===== Supplied data
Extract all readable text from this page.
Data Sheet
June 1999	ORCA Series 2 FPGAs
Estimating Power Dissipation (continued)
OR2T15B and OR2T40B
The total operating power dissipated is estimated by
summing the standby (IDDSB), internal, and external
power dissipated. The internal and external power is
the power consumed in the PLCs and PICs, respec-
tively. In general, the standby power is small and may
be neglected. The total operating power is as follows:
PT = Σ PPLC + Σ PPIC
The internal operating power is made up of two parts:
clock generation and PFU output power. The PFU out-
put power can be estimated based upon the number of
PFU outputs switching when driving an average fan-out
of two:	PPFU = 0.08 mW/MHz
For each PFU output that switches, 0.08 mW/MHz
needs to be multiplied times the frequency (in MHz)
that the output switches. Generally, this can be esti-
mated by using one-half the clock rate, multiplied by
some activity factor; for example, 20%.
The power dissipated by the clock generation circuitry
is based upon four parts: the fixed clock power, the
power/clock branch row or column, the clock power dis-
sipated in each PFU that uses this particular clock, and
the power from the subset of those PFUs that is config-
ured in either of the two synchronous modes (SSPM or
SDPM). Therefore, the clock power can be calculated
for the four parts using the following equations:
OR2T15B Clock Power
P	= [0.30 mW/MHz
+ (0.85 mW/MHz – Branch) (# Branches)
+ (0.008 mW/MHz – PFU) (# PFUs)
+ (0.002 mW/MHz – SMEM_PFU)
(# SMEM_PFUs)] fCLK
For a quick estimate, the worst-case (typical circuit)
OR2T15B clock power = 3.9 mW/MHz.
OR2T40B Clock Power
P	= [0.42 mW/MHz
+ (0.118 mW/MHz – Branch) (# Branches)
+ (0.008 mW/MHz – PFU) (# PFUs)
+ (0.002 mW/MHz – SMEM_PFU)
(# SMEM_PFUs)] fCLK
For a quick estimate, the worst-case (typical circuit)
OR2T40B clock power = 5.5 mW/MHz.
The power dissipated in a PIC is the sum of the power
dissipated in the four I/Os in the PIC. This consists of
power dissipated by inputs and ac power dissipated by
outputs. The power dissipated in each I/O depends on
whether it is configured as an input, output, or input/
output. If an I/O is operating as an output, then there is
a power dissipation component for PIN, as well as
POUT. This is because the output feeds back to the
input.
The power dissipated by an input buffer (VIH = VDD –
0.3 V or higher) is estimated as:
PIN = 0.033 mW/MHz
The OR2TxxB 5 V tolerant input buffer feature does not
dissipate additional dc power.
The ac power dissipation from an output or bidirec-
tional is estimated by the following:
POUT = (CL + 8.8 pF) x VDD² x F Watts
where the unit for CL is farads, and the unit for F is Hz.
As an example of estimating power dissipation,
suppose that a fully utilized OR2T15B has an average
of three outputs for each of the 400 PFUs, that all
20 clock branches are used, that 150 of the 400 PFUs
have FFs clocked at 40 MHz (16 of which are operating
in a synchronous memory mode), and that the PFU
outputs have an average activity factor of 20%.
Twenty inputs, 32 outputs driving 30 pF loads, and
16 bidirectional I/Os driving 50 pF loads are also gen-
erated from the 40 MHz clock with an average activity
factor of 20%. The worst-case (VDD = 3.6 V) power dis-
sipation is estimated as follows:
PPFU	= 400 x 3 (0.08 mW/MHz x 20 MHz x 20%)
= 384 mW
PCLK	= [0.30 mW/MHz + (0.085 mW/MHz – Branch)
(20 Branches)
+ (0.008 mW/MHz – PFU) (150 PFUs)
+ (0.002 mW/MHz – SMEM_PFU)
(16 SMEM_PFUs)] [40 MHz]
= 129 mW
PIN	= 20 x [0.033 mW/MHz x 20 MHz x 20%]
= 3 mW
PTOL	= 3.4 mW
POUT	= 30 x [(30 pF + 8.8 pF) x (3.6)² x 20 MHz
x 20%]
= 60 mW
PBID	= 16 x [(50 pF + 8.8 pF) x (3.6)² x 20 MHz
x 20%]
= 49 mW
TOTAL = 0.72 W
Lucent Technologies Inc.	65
==========
### What you have to do
Give all the entries again exactly; leave none out.

### Reply to the task
Extract all readable text from this page.
Data Sheet
June 1999	ORCA Series 2 FPGAs
Estimating Power Dissipation (continued)
OR2T15B and OR2T40B
The total operating power dissipated is estimated by
summing the standby (IDDSB), internal, and external
power dissipated. The internal and external power is
the power consumed in the PLCs and PICs, respec-
tively. In general, the standby power is small and may
be neglected. The total operating power is as follows:
PT = Σ PPLC + Σ PPIC
The internal operating power is made up of two parts:
clock generation and PFU output power. The PFU out-
put power can be estimated based upon the number of
PFU outputs switching when driving an average fan-out
of two:	PPFU = 0.08 mW/MHz
For each PFU output that switches, 0.08 mW/MHz
needs to be multiplied times the frequency (in MHz)
that the output switches. Generally, this can be esti-
mated by using one-half the clock rate, multiplied by
some activity factor; for example, 20%.
The power dissipated by the clock generation circuitry
is based upon four parts: the fixed clock power, the
power/clock branch row or column, the clock power dis-
sipated in each PFU that uses this particular clock, and
the power from the subset of those PFUs that is config-
ured in either of the two synchronous modes (SSPM or
SDPM). Therefore, the clock power can be calculated
for the four parts using the following equations:
OR2T15B Clock Power
P	= [0.30 mW/MHz
+ (0.85 mW/MHz – Branch) (# Branches)
+ (0.008 mW/MHz – PFU) (# PFUs)
+ (0.002 mW/MHz – SMEM_PFU)
(# SMEM_PFUs)] fCLK
For a quick estimate, the worst-case (typical circuit)
OR2T15B clock power = 3.9 mW/MHz.
OR2T40B Clock Power
P	= [0.42 mW/MHz
+ (0.118 mW/MHz – Branch) (# Branches)
+ (0.008 mW/MHz – PFU) (# PFUs)
+ (0.002 mW/MHz – SMEM_PFU)
(# SMEM_PFUs)] fCLK
For a quick estimate, the worst-case (typical circuit)
OR2T40B clock power = 5.5 mW/MHz.
The power dissipated in a PIC is the sum of the power
dissipated in the four I/Os in the PIC. This consists of
power dissipated by inputs and ac power dissipated by
outputs. The power dissipated in each I/O depends on
whether it is configured as an input, output, or input/
output. If an I/O is operating as an output, then there is
a power dissipation component for PIN, as well as
POUT. This is because the output feeds back to the
input.
The power dissipated by an input buffer (VIH = VDD –
0.3 V or higher) is estimated as:
PIN = 0.033 mW/MHz
The OR2TxxB 5 V tolerant input buffer feature does not
dissipate additional dc power.
The ac power dissipation from an output or bidirec-
tional is estimated by the following:
POUT = (CL + 8.8 pF) x VDD² x F Watts
where the unit for CL is farads, and the unit for F is Hz.
As an example of estimating power dissipation,
suppose that a fully utilized OR2T15B has an average
of three outputs for each of the 400 PFUs, that all
20 clock branches are used, that 150 of the 400 PFUs
have FFs clocked at 40 MHz (16 of which are operating
in a synchronous memory mode), and that the PFU
outputs have an average activity factor of 20%.
Twenty inputs, 32 outputs driving 30 pF loads, and
16 bidirectional I/Os driving 50 pF loads are also gen-
erated from the 40 MHz clock with an average activity
factor of 20%. The worst-case (VDD = 3.6 V) power dis-
sipation is estimated as follows:
PPFU	= 400 x 3 (0.08 mW/MHz x 20 MHz x 20%)
= 384 mW
PCLK	= [0.30 mW/MHz + (0.085 mW/MHz – Branch)
(20 Branches)
+ (0.008 mW/MHz – PFU) (150 PFUs)
+ (0.002 mW/MHz – SMEM_PFU)
(16 SMEM_PFUs)] [40 MHz]
= 129 mW
PIN	= 20 x [0.033 mW/MHz x 20 MHz x 20%]
= 3 mW
PTOL	= 3.4 mW
POUT	= 30 x [(30 pF + 8.8 pF) x (3.6)² x 20 MHz
x 20%]
= 60 mW
PBID	= 16 x [(50 pF + 8.8 pF) x (3.6)² x 20 MHz
x 20%]
= 49 mW
TOTAL = 0.72 W
Lucent Technologies Inc.	65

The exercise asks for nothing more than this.